**PROBLEM REQUIREMENTS**
Answer with a single number: the count of lines that hold "nConv".
--------------------
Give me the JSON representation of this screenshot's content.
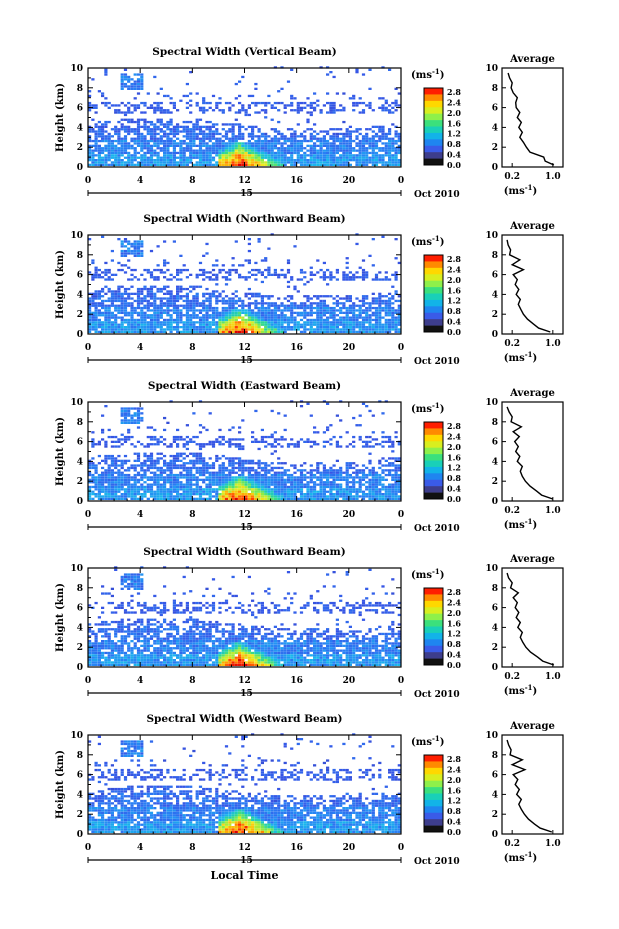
{
  "figure": {
    "xlabel": "Local Time",
    "date_label": "Oct 2010",
    "day_label": "15",
    "colorbar_unit": "(ms",
    "colorbar_unit_exp": "-1",
    "colorbar_unit_close": ")",
    "colorbar_ticks": [
      "2.8",
      "2.4",
      "2.0",
      "1.6",
      "1.2",
      "0.8",
      "0.4",
      "0.0"
    ],
    "colorbar_colors": [
      "#ff1e00",
      "#ff8a00",
      "#ffd800",
      "#d9ee1f",
      "#8ef04a",
      "#3be07c",
      "#19d0b8",
      "#12b3e8",
      "#1f85f0",
      "#3a5be8",
      "#3d3d8c",
      "#111111"
    ],
    "avg_title": "Average",
    "avg_xlabel": "(ms",
    "avg_xlabel_exp": "-1",
    "avg_xlabel_close": ")",
    "avg_xticks": [
      "0.2",
      "1.0"
    ],
    "ylabel": "Height (km)",
    "yticks": [
      "0",
      "2",
      "4",
      "6",
      "8",
      "10"
    ],
    "xticks": [
      "0",
      "4",
      "8",
      "12",
      "16",
      "20",
      "0"
    ]
  },
  "chart_data": [
    {
      "type": "heatmap",
      "title": "Spectral Width (Vertical Beam)",
      "xlabel": "Local Time",
      "ylabel": "Height (km)",
      "xlim": [
        0,
        24
      ],
      "ylim": [
        0,
        10
      ],
      "clim": [
        0,
        3.0
      ],
      "colorbar_label": "(ms-1)",
      "average_profile": {
        "xlabel": "(ms-1)",
        "xlim": [
          0,
          1.2
        ],
        "height": [
          0.2,
          0.6,
          1.0,
          1.5,
          2.0,
          2.5,
          3.0,
          3.5,
          4.0,
          4.5,
          5.0,
          5.5,
          6.0,
          6.5,
          7.0,
          7.5,
          8.0,
          8.5,
          9.0,
          9.5
        ],
        "width": [
          1.02,
          0.85,
          0.82,
          0.55,
          0.48,
          0.42,
          0.35,
          0.4,
          0.33,
          0.38,
          0.3,
          0.35,
          0.28,
          0.27,
          0.3,
          0.22,
          0.18,
          0.2,
          0.15,
          0.12
        ]
      }
    },
    {
      "type": "heatmap",
      "title": "Spectral Width (Northward Beam)",
      "xlabel": "Local Time",
      "ylabel": "Height (km)",
      "xlim": [
        0,
        24
      ],
      "ylim": [
        0,
        10
      ],
      "clim": [
        0,
        3.0
      ],
      "colorbar_label": "(ms-1)",
      "average_profile": {
        "xlabel": "(ms-1)",
        "xlim": [
          0,
          1.2
        ],
        "height": [
          0.2,
          0.6,
          1.0,
          1.5,
          2.0,
          2.5,
          3.0,
          3.5,
          4.0,
          4.5,
          5.0,
          5.5,
          6.0,
          6.5,
          7.0,
          7.5,
          8.0,
          8.5,
          9.0,
          9.5
        ],
        "width": [
          0.95,
          0.72,
          0.62,
          0.5,
          0.42,
          0.37,
          0.32,
          0.36,
          0.28,
          0.33,
          0.26,
          0.3,
          0.22,
          0.42,
          0.2,
          0.35,
          0.15,
          0.17,
          0.12,
          0.1
        ]
      }
    },
    {
      "type": "heatmap",
      "title": "Spectral Width (Eastward Beam)",
      "xlabel": "Local Time",
      "ylabel": "Height (km)",
      "xlim": [
        0,
        24
      ],
      "ylim": [
        0,
        10
      ],
      "clim": [
        0,
        3.0
      ],
      "colorbar_label": "(ms-1)",
      "average_profile": {
        "xlabel": "(ms-1)",
        "xlim": [
          0,
          1.2
        ],
        "height": [
          0.2,
          0.6,
          1.0,
          1.5,
          2.0,
          2.5,
          3.0,
          3.5,
          4.0,
          4.5,
          5.0,
          5.5,
          6.0,
          6.5,
          7.0,
          7.5,
          8.0,
          8.5,
          9.0,
          9.5
        ],
        "width": [
          1.0,
          0.78,
          0.68,
          0.55,
          0.46,
          0.4,
          0.36,
          0.4,
          0.3,
          0.35,
          0.27,
          0.32,
          0.25,
          0.34,
          0.22,
          0.38,
          0.18,
          0.2,
          0.14,
          0.1
        ]
      }
    },
    {
      "type": "heatmap",
      "title": "Spectral Width (Southward Beam)",
      "xlabel": "Local Time",
      "ylabel": "Height (km)",
      "xlim": [
        0,
        24
      ],
      "ylim": [
        0,
        10
      ],
      "clim": [
        0,
        3.0
      ],
      "colorbar_label": "(ms-1)",
      "average_profile": {
        "xlabel": "(ms-1)",
        "xlim": [
          0,
          1.2
        ],
        "height": [
          0.2,
          0.6,
          1.0,
          1.5,
          2.0,
          2.5,
          3.0,
          3.5,
          4.0,
          4.5,
          5.0,
          5.5,
          6.0,
          6.5,
          7.0,
          7.5,
          8.0,
          8.5,
          9.0,
          9.5
        ],
        "width": [
          1.02,
          0.8,
          0.7,
          0.56,
          0.47,
          0.41,
          0.36,
          0.4,
          0.31,
          0.36,
          0.28,
          0.33,
          0.26,
          0.3,
          0.22,
          0.32,
          0.17,
          0.2,
          0.13,
          0.1
        ]
      }
    },
    {
      "type": "heatmap",
      "title": "Spectral Width (Westward Beam)",
      "xlabel": "Local Time",
      "ylabel": "Height (km)",
      "xlim": [
        0,
        24
      ],
      "ylim": [
        0,
        10
      ],
      "clim": [
        0,
        3.0
      ],
      "colorbar_label": "(ms-1)",
      "average_profile": {
        "xlabel": "(ms-1)",
        "xlim": [
          0,
          1.2
        ],
        "height": [
          0.2,
          0.6,
          1.0,
          1.5,
          2.0,
          2.5,
          3.0,
          3.5,
          4.0,
          4.5,
          5.0,
          5.5,
          6.0,
          6.5,
          7.0,
          7.5,
          8.0,
          8.5,
          9.0,
          9.5
        ],
        "width": [
          0.98,
          0.75,
          0.64,
          0.52,
          0.44,
          0.38,
          0.33,
          0.38,
          0.29,
          0.34,
          0.26,
          0.31,
          0.22,
          0.45,
          0.2,
          0.4,
          0.16,
          0.18,
          0.13,
          0.1
        ]
      }
    }
  ]
}
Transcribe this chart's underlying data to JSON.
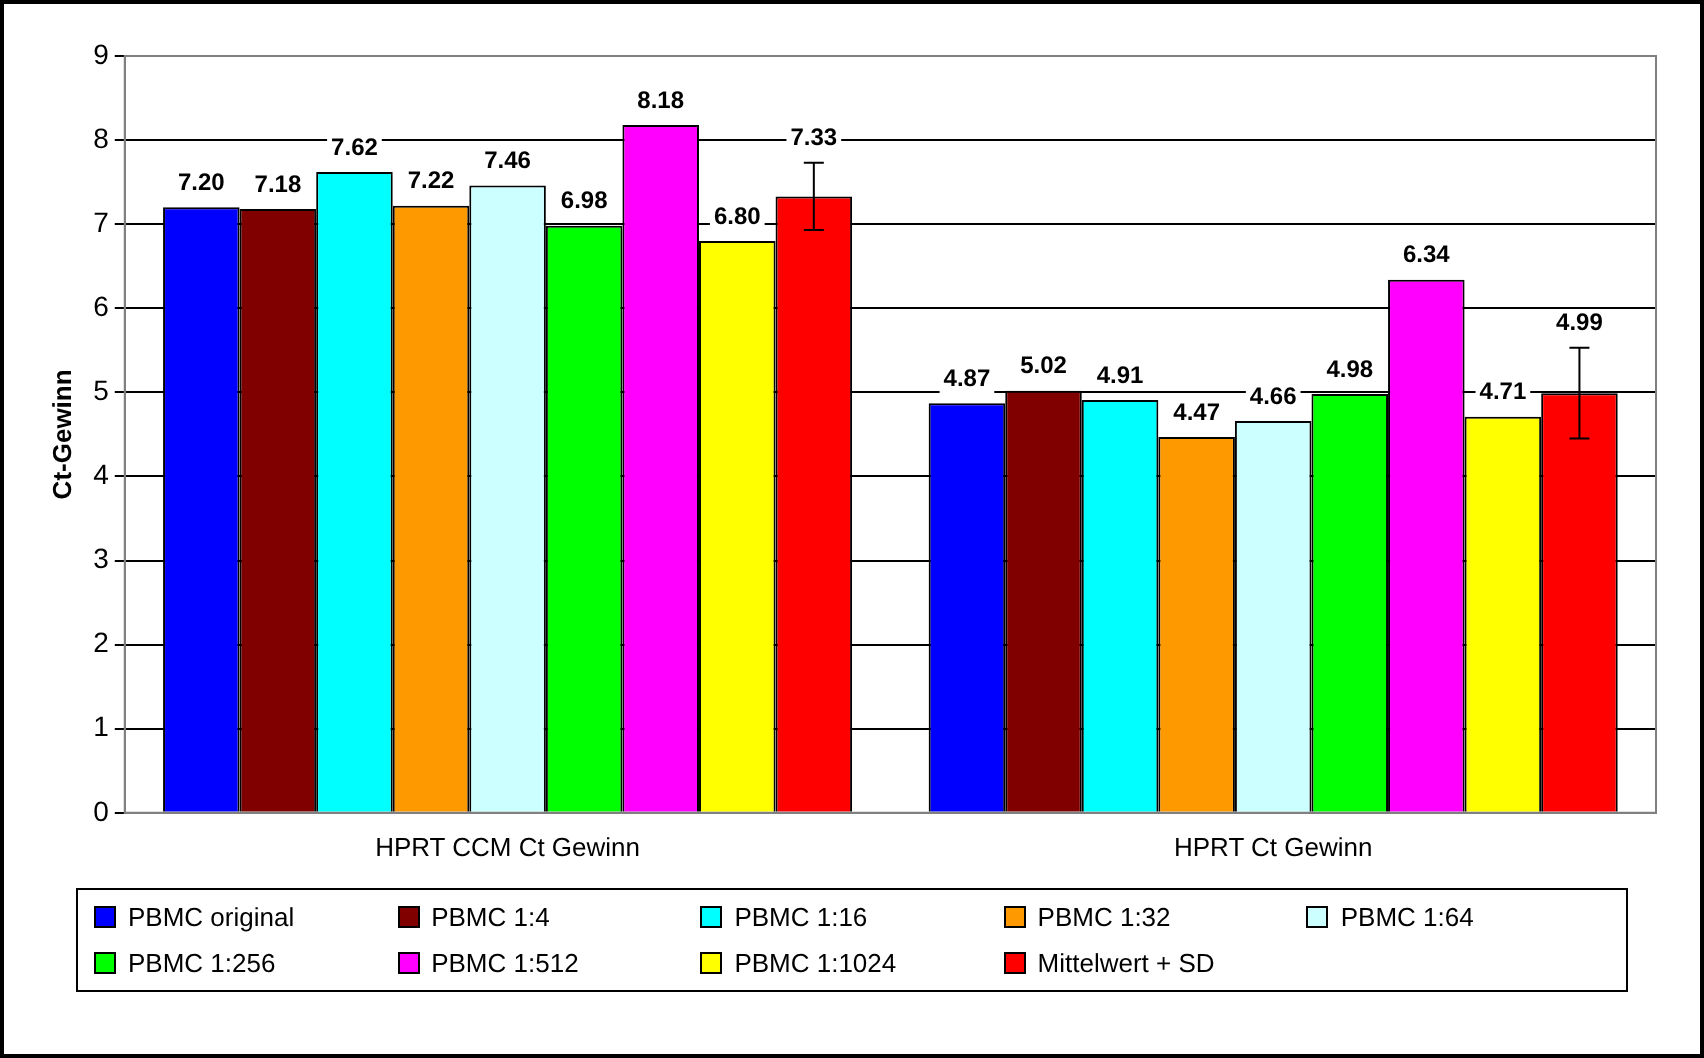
{
  "chart_data": {
    "type": "bar",
    "ylabel": "Ct-Gewinn",
    "categories": [
      "HPRT CCM Ct Gewinn",
      "HPRT Ct Gewinn"
    ],
    "series": [
      {
        "name": "PBMC original",
        "color": "#0000ff",
        "values": [
          7.2,
          4.87
        ],
        "value_labels": [
          "7.20",
          "4.87"
        ]
      },
      {
        "name": "PBMC 1:4",
        "color": "#800000",
        "values": [
          7.18,
          5.02
        ],
        "value_labels": [
          "7.18",
          "5.02"
        ]
      },
      {
        "name": "PBMC 1:16",
        "color": "#00ffff",
        "values": [
          7.62,
          4.91
        ],
        "value_labels": [
          "7.62",
          "4.91"
        ]
      },
      {
        "name": "PBMC 1:32",
        "color": "#ff9900",
        "values": [
          7.22,
          4.47
        ],
        "value_labels": [
          "7.22",
          "4.47"
        ]
      },
      {
        "name": "PBMC 1:64",
        "color": "#ccffff",
        "values": [
          7.46,
          4.66
        ],
        "value_labels": [
          "7.46",
          "4.66"
        ]
      },
      {
        "name": "PBMC 1:256",
        "color": "#00ff00",
        "values": [
          6.98,
          4.98
        ],
        "value_labels": [
          "6.98",
          "4.98"
        ]
      },
      {
        "name": "PBMC 1:512",
        "color": "#ff00ff",
        "values": [
          8.18,
          6.34
        ],
        "value_labels": [
          "8.18",
          "6.34"
        ]
      },
      {
        "name": "PBMC 1:1024",
        "color": "#ffff00",
        "values": [
          6.8,
          4.71
        ],
        "value_labels": [
          "6.80",
          "4.71"
        ]
      },
      {
        "name": "Mittelwert + SD",
        "color": "#ff0000",
        "values": [
          7.33,
          4.99
        ],
        "errors": [
          0.4,
          0.54
        ],
        "value_labels": [
          "7.33",
          "4.99"
        ]
      }
    ],
    "ylim": [
      0,
      9
    ],
    "yticks": [
      0,
      1,
      2,
      3,
      4,
      5,
      6,
      7,
      8,
      9
    ],
    "grid": "y",
    "legend": "bottom"
  }
}
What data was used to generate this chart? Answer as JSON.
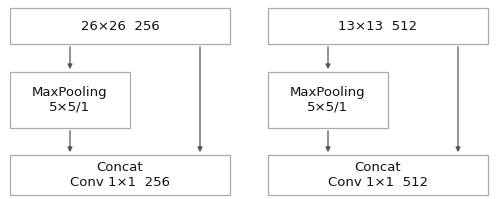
{
  "left": {
    "top_label": "26×26  256",
    "mid_label": "MaxPooling\n5×5/1",
    "bot_label": "Concat\nConv 1×1  256"
  },
  "right": {
    "top_label": "13×13  512",
    "mid_label": "MaxPooling\n5×5/1",
    "bot_label": "Concat\nConv 1×1  512"
  },
  "box_edge_color": "#aaaaaa",
  "box_face_color": "#ffffff",
  "arrow_color": "#555555",
  "text_color": "#111111",
  "background_color": "#ffffff",
  "fontsize": 9.5,
  "fig_width": 5.0,
  "fig_height": 1.99
}
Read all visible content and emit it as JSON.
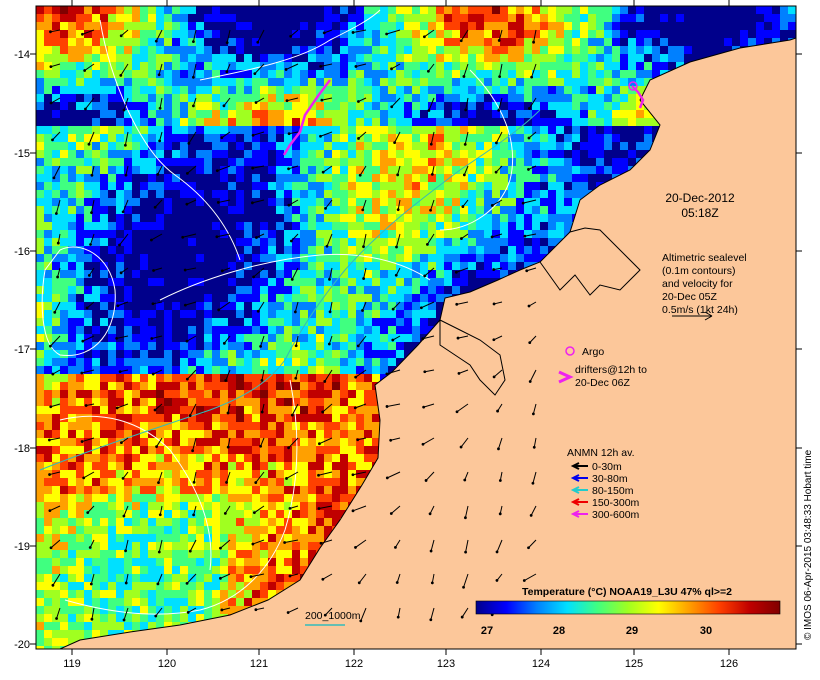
{
  "map": {
    "lon_ticks": [
      "119",
      "120",
      "121",
      "122",
      "123",
      "124",
      "125",
      "126"
    ],
    "lat_ticks": [
      "-14",
      "-15",
      "-16",
      "-17",
      "-18",
      "-19",
      "-20"
    ],
    "date_line1": "20-Dec-2012",
    "date_line2": "05:18Z",
    "altimetry_lines": [
      "Altimetric sealevel",
      "(0.1m contours)",
      "and velocity for",
      "20-Dec 05Z",
      "0.5m/s (1kt 24h)"
    ],
    "argo_label": "Argo",
    "drifters_lines": [
      "drifters@12h to",
      "20-Dec 06Z"
    ],
    "depth_contours_label": "200_1000m",
    "credit": "© IMOS 06-Apr-2015 03:48:33 Hobart time"
  },
  "mooring_legend": {
    "title": "ANMN 12h av.",
    "items": [
      {
        "label": "0-30m",
        "color": "#000000"
      },
      {
        "label": "30-80m",
        "color": "#0000ee"
      },
      {
        "label": "80-150m",
        "color": "#22cccc"
      },
      {
        "label": "150-300m",
        "color": "#ee0000"
      },
      {
        "label": "300-600m",
        "color": "#ee22ee"
      }
    ]
  },
  "colorbar": {
    "title": "Temperature (°C) NOAA19_L3U 47% ql>=2",
    "ticks": [
      "27",
      "28",
      "29",
      "30"
    ],
    "colors": [
      "#00008b",
      "#0000ff",
      "#0080ff",
      "#00e0ff",
      "#40ff80",
      "#a0ff20",
      "#ffff00",
      "#ffa000",
      "#ff4000",
      "#c00000",
      "#800000"
    ]
  },
  "colors": {
    "land": "#fcc79a",
    "argo": "#ee22ee",
    "contour": "#ffffff",
    "depth_contour": "#33bbbb"
  }
}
--------------------
**WRITTEN SOLUTION**
2